**EXERCISE REQUIREMENTS**
Check each line of the entries below for the string "laborales"; copy every line where it appears.

──────────

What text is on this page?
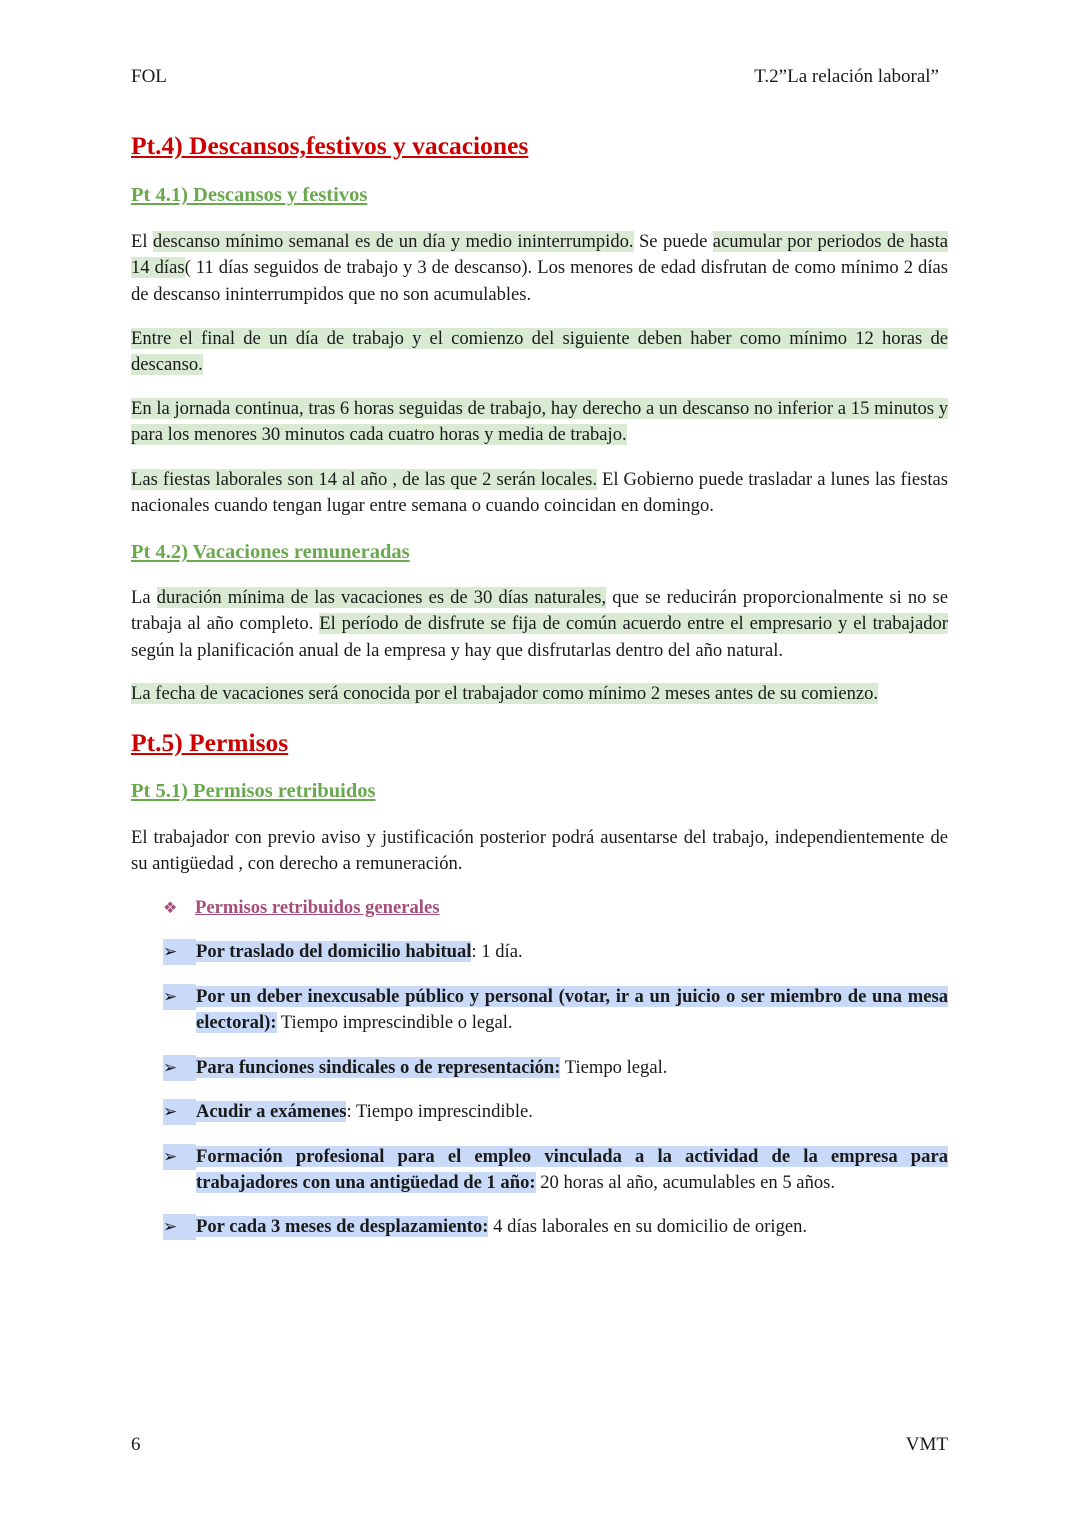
FOL	T.2”La relación laboral”
Pt.4) Descansos,festivos y vacaciones
Pt 4.1) Descansos y festivos

El descanso mínimo semanal es de un día y medio ininterrumpido. Se puede acumular por periodos de hasta 14 días( 11 días seguidos de trabajo y 3 de descanso). Los menores de edad disfrutan de como mínimo 2 días de descanso ininterrumpidos que no son acumulables.

Entre el final de un día de trabajo y el comienzo del siguiente deben haber como mínimo 12 horas de descanso.

En la jornada continua, tras 6 horas seguidas de trabajo, hay derecho a un descanso no inferior a 15 minutos y para los menores 30 minutos cada cuatro horas y media de trabajo.

Las fiestas laborales son 14 al año , de las que 2 serán locales. El Gobierno puede trasladar a lunes las fiestas nacionales cuando tengan lugar entre semana o cuando coincidan en domingo.

Pt 4.2) Vacaciones remuneradas

La duración mínima de las vacaciones es de 30 días naturales, que se reducirán proporcionalmente si no se trabaja al año completo. El período de disfrute se fija de común acuerdo entre el empresario y el trabajador según la planificación anual de la empresa y hay que disfrutarlas dentro del año natural.

La fecha de vacaciones será conocida por el trabajador como mínimo 2 meses antes de su comienzo.

Pt.5) Permisos
Pt 5.1) Permisos retribuidos

El trabajador con previo aviso y justificación posterior podrá ausentarse del trabajo, independientemente de su antigüedad , con derecho a remuneración.

❖ Permisos retribuidos generales

➢	Por traslado del domicilio habitual: 1 día.
➢	Por un deber inexcusable público y personal (votar, ir a un juicio o ser miembro de una mesa electoral): Tiempo imprescindible o legal.
➢	Para funciones sindicales o de representación: Tiempo legal.
➢	Acudir a exámenes: Tiempo imprescindible.
➢	Formación profesional para el empleo vinculada a la actividad de la empresa para trabajadores con una antigüedad de 1 año: 20 horas al año, acumulables en 5 años.
➢	Por cada 3 meses de desplazamiento: 4 días laborales en su domicilio de origen.
6	VMT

──────────

**SOLUTION TO THE EXERCISE**
Las fiestas laborales son 14 al año , de las que 2 serán locales. El Gobierno puede trasladar a lunes las fiestas nacionales cuando tengan lugar entre semana o cuando coincidan en domingo.
➢	Por cada 3 meses de desplazamiento: 4 días laborales en su domicilio de origen.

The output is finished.